* Written exercise
Return each line holding the string "based".

--- Begin Material for this exercise ---

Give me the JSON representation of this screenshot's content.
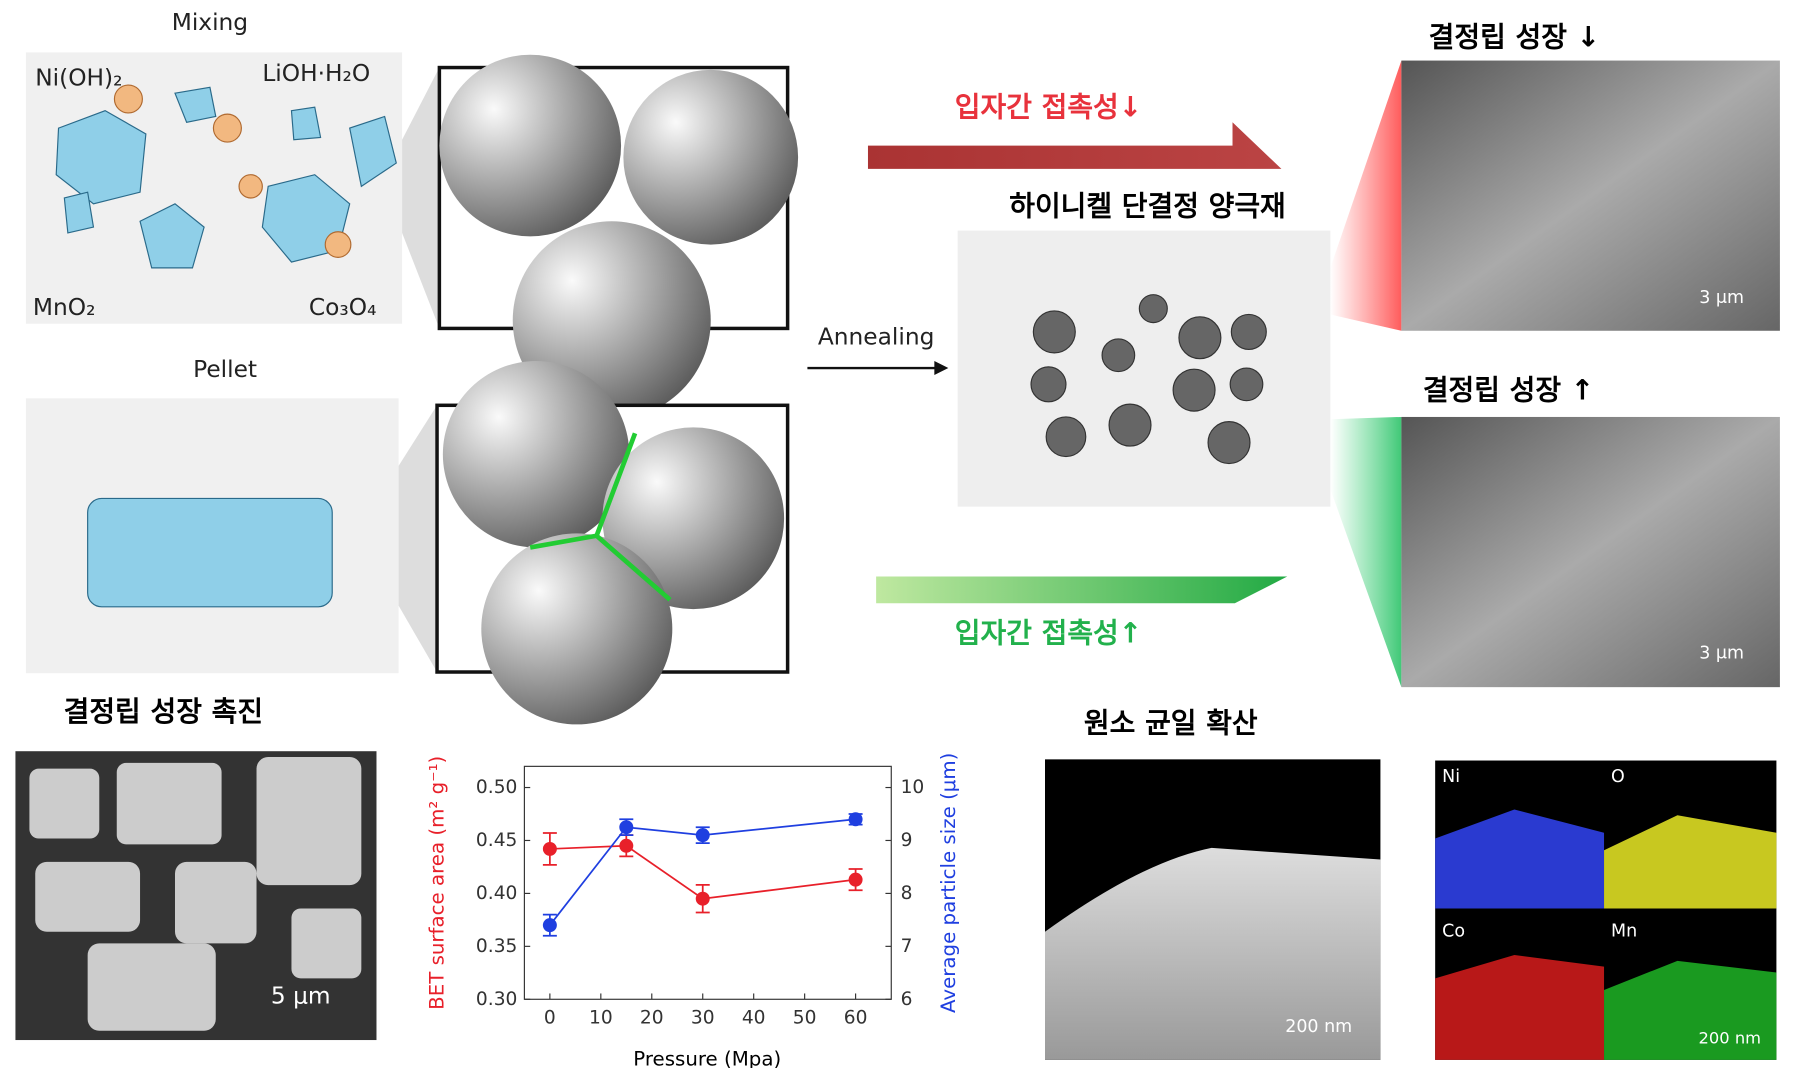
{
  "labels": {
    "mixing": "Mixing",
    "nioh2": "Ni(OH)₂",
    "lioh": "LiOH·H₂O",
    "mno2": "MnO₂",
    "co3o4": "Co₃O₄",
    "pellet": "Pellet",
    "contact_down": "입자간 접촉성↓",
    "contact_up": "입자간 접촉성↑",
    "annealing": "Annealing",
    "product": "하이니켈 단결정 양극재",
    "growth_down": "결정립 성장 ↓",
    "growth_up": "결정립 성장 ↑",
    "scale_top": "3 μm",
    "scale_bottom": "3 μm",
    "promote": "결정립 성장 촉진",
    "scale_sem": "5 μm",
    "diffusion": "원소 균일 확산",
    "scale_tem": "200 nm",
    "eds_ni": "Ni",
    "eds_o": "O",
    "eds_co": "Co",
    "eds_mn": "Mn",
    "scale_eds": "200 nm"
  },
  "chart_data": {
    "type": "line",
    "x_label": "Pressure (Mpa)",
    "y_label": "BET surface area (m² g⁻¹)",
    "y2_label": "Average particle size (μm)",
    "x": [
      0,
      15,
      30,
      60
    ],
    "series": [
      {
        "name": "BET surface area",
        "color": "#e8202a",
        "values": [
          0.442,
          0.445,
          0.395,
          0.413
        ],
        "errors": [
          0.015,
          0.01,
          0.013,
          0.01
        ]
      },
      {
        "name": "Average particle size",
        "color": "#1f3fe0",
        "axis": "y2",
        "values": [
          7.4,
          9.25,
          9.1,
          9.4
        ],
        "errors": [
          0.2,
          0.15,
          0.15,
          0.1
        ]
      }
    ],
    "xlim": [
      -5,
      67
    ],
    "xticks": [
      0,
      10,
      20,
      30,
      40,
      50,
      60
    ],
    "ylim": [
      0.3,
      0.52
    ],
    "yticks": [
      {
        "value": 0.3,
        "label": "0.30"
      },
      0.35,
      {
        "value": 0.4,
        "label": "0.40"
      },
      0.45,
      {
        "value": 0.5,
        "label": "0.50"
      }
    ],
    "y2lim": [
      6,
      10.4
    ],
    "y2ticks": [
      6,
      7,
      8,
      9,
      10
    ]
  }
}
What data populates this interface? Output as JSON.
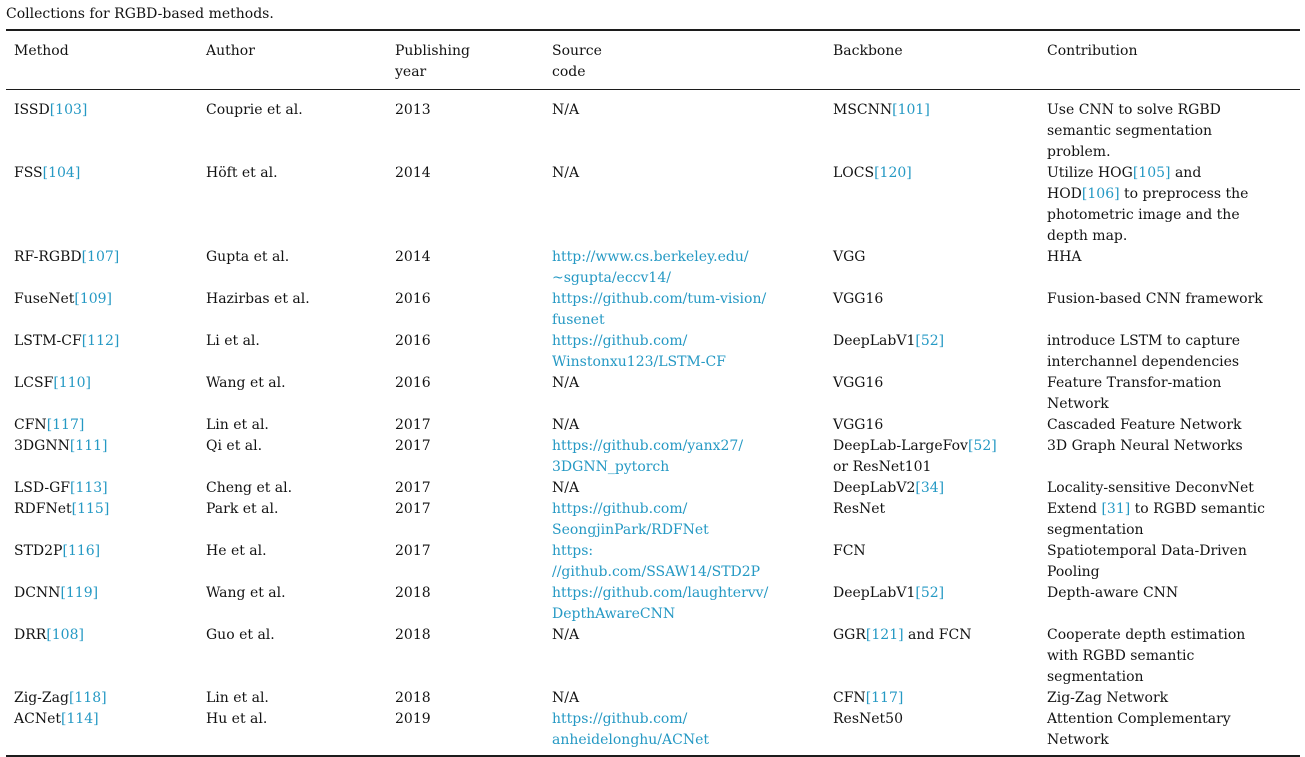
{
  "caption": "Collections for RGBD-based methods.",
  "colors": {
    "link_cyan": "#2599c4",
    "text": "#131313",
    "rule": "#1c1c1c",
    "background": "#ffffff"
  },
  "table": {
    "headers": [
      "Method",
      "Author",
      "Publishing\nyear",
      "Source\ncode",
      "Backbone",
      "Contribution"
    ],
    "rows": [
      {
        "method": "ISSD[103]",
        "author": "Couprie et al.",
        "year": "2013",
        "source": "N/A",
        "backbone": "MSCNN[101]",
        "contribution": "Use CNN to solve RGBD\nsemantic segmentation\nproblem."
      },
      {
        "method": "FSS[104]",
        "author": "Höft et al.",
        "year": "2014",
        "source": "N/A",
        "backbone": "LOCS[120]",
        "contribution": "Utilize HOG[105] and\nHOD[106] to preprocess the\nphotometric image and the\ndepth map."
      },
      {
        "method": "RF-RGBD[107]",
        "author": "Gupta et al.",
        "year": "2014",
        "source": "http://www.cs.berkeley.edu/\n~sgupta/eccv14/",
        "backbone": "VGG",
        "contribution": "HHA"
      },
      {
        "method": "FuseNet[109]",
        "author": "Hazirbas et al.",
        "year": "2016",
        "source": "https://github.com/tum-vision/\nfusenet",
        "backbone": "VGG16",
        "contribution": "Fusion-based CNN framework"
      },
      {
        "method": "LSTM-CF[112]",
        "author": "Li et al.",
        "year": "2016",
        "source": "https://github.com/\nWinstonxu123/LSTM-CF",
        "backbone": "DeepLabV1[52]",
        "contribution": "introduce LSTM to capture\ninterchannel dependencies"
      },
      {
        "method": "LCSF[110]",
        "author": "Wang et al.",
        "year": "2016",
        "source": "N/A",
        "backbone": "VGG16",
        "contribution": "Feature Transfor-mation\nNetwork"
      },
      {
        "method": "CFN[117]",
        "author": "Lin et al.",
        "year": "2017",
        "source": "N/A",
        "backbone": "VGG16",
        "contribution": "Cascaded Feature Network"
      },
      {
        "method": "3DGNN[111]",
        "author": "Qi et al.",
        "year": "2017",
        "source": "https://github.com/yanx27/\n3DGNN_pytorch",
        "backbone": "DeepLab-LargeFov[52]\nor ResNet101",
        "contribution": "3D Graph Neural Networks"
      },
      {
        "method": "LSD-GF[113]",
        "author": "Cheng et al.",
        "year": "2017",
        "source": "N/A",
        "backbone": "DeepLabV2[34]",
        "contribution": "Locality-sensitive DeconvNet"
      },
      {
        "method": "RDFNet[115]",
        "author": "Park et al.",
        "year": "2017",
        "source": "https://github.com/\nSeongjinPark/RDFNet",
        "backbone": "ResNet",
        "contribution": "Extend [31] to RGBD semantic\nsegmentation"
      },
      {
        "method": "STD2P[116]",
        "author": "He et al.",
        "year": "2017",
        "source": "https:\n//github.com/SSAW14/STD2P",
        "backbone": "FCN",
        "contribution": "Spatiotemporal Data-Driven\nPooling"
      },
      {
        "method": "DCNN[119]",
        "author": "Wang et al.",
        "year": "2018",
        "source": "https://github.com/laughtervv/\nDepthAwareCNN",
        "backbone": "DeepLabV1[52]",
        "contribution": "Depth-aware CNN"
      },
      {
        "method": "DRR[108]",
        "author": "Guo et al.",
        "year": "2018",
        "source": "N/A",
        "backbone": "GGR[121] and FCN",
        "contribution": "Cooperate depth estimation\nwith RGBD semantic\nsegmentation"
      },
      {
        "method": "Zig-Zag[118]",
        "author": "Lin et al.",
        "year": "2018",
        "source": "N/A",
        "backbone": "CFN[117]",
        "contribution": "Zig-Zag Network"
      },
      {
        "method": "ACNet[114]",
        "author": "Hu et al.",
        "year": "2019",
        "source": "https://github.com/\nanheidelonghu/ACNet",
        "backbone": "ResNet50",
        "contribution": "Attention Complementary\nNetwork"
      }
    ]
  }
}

--- End Material for this exercise ---

* Exercise response
  "caption": "Collections for RGBD-based methods.",
        "contribution": "Fusion-based CNN framework"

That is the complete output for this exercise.